Word for word, retype every entry in the listing.

Items listed in a dataset
-- start --

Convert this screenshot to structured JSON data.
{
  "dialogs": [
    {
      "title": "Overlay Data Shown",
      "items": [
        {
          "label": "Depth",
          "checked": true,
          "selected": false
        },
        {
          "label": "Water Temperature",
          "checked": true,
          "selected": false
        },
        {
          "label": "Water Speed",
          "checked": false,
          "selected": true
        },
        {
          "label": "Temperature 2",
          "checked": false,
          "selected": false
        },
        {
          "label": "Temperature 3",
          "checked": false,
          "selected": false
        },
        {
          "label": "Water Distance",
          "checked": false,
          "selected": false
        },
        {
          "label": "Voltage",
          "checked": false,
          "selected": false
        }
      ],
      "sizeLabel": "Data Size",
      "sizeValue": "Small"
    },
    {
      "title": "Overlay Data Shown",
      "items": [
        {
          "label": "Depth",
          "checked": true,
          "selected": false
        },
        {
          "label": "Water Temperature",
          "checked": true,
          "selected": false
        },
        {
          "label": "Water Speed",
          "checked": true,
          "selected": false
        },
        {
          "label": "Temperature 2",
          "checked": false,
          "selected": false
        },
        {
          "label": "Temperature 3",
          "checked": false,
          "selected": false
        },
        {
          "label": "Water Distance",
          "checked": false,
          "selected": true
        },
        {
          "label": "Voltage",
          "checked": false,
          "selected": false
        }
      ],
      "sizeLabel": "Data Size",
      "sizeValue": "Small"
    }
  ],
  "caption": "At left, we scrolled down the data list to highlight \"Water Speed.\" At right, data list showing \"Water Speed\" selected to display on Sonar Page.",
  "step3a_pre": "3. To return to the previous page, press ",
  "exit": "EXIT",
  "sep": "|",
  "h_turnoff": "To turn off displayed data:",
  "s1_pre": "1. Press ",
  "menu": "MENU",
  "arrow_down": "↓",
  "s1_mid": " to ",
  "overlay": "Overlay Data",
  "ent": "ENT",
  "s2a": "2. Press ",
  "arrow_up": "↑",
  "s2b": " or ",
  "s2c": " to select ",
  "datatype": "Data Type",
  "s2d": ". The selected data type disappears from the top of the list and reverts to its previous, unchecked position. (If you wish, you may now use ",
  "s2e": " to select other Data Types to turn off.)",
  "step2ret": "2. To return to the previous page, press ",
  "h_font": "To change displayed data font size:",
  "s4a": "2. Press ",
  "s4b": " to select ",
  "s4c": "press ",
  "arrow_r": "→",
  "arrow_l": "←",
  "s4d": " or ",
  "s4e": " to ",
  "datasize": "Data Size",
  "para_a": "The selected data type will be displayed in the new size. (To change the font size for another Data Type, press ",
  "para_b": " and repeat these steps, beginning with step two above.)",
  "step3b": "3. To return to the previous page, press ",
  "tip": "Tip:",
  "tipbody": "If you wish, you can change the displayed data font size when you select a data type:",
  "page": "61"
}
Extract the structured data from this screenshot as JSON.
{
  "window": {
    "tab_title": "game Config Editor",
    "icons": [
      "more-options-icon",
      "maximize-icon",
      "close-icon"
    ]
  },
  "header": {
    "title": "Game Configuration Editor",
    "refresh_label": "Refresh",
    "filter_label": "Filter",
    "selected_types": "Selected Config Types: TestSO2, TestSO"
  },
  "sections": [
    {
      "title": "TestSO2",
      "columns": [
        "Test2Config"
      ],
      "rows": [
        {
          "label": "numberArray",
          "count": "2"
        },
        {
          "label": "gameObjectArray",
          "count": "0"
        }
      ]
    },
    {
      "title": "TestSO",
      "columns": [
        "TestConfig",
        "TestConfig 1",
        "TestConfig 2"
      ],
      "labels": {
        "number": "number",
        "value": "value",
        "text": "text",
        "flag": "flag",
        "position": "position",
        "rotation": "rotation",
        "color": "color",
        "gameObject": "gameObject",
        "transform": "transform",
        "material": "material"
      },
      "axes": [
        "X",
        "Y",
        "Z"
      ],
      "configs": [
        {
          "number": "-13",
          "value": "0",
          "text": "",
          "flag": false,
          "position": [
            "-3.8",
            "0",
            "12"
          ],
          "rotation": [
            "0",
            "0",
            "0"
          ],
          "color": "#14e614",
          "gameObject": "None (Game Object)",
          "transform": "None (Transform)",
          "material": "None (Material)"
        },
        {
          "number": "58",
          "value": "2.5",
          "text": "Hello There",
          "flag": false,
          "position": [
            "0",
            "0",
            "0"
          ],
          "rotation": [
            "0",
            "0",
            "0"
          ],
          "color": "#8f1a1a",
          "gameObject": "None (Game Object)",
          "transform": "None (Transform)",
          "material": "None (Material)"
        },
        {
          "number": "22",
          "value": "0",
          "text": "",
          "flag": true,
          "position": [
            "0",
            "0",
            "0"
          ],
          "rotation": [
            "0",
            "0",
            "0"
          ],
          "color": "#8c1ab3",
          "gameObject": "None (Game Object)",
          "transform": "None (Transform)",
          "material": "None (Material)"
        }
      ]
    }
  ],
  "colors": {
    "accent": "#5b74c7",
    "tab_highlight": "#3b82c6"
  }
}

-- end --

Full output:
Convert this screenshot to structured JSON data.
{
  "dialogs": [
    {
      "title": "Overlay Data Shown",
      "items": [
        {
          "label": "Depth",
          "checked": true,
          "selected": false
        },
        {
          "label": "Water Temperature",
          "checked": true,
          "selected": false
        },
        {
          "label": "Water Speed",
          "checked": false,
          "selected": true
        },
        {
          "label": "Temperature 2",
          "checked": false,
          "selected": false
        },
        {
          "label": "Temperature 3",
          "checked": false,
          "selected": false
        },
        {
          "label": "Water Distance",
          "checked": false,
          "selected": false
        },
        {
          "label": "Voltage",
          "checked": false,
          "selected": false
        }
      ],
      "sizeLabel": "Data Size",
      "sizeValue": "Small"
    },
    {
      "title": "Overlay Data Shown",
      "items": [
        {
          "label": "Depth",
          "checked": true,
          "selected": false
        },
        {
          "label": "Water Temperature",
          "checked": true,
          "selected": false
        },
        {
          "label": "Water Speed",
          "checked": true,
          "selected": false
        },
        {
          "label": "Temperature 2",
          "checked": false,
          "selected": false
        },
        {
          "label": "Temperature 3",
          "checked": false,
          "selected": false
        },
        {
          "label": "Water Distance",
          "checked": false,
          "selected": true
        },
        {
          "label": "Voltage",
          "checked": false,
          "selected": false
        }
      ],
      "sizeLabel": "Data Size",
      "sizeValue": "Small"
    }
  ],
  "caption": "At left, we scrolled down the data list to highlight \"Water Speed.\" At right, data list showing \"Water Speed\" selected to display on Sonar Page.",
  "step3a_pre": "3. To return to the previous page, press ",
  "exit": "EXIT",
  "sep": "|",
  "h_turnoff": "To turn off displayed data:",
  "s1_pre": "1. Press ",
  "menu": "MENU",
  "arrow_down": "↓",
  "s1_mid": " to ",
  "overlay": "Overlay Data",
  "ent": "ENT",
  "s2a": "2. Press ",
  "arrow_up": "↑",
  "s2b": " or ",
  "s2c": " to select ",
  "datatype": "Data Type",
  "s2d": ". The selected data type disappears from the top of the list and reverts to its previous, unchecked position. (If you wish, you may now use ",
  "s2e": " to select other Data Types to turn off.)",
  "step2ret": "2. To return to the previous page, press ",
  "h_font": "To change displayed data font size:",
  "s4a": "2. Press ",
  "s4b": " to select ",
  "s4c": "press ",
  "arrow_r": "→",
  "arrow_l": "←",
  "s4d": " or ",
  "s4e": " to ",
  "datasize": "Data Size",
  "para_a": "The selected data type will be displayed in the new size. (To change the font size for another Data Type, press ",
  "para_b": " and repeat these steps, beginning with step two above.)",
  "step3b": "3. To return to the previous page, press ",
  "tip": "Tip:",
  "tipbody": "If you wish, you can change the displayed data font size when you select a data type:",
  "page": "61"
}
Extract the structured data from this screenshot as JSON.
{
  "window": {
    "tab_title": "game Config Editor",
    "icons": [
      "more-options-icon",
      "maximize-icon",
      "close-icon"
    ]
  },
  "header": {
    "title": "Game Configuration Editor",
    "refresh_label": "Refresh",
    "filter_label": "Filter",
    "selected_types": "Selected Config Types: TestSO2, TestSO"
  },
  "sections": [
    {
      "title": "TestSO2",
      "columns": [
        "Test2Config"
      ],
      "rows": [
        {
          "label": "numberArray",
          "count": "2"
        },
        {
          "label": "gameObjectArray",
          "count": "0"
        }
      ]
    },
    {
      "title": "TestSO",
      "columns": [
        "TestConfig",
        "TestConfig 1",
        "TestConfig 2"
      ],
      "labels": {
        "number": "number",
        "value": "value",
        "text": "text",
        "flag": "flag",
        "position": "position",
        "rotation": "rotation",
        "color": "color",
        "gameObject": "gameObject",
        "transform": "transform",
        "material": "material"
      },
      "axes": [
        "X",
        "Y",
        "Z"
      ],
      "configs": [
        {
          "number": "-13",
          "value": "0",
          "text": "",
          "flag": false,
          "position": [
            "-3.8",
            "0",
            "12"
          ],
          "rotation": [
            "0",
            "0",
            "0"
          ],
          "color": "#14e614",
          "gameObject": "None (Game Object)",
          "transform": "None (Transform)",
          "material": "None (Material)"
        },
        {
          "number": "58",
          "value": "2.5",
          "text": "Hello There",
          "flag": false,
          "position": [
            "0",
            "0",
            "0"
          ],
          "rotation": [
            "0",
            "0",
            "0"
          ],
          "color": "#8f1a1a",
          "gameObject": "None (Game Object)",
          "transform": "None (Transform)",
          "material": "None (Material)"
        },
        {
          "number": "22",
          "value": "0",
          "text": "",
          "flag": true,
          "position": [
            "0",
            "0",
            "0"
          ],
          "rotation": [
            "0",
            "0",
            "0"
          ],
          "color": "#8c1ab3",
          "gameObject": "None (Game Object)",
          "transform": "None (Transform)",
          "material": "None (Material)"
        }
      ]
    }
  ],
  "colors": {
    "accent": "#5b74c7",
    "tab_highlight": "#3b82c6"
  }
}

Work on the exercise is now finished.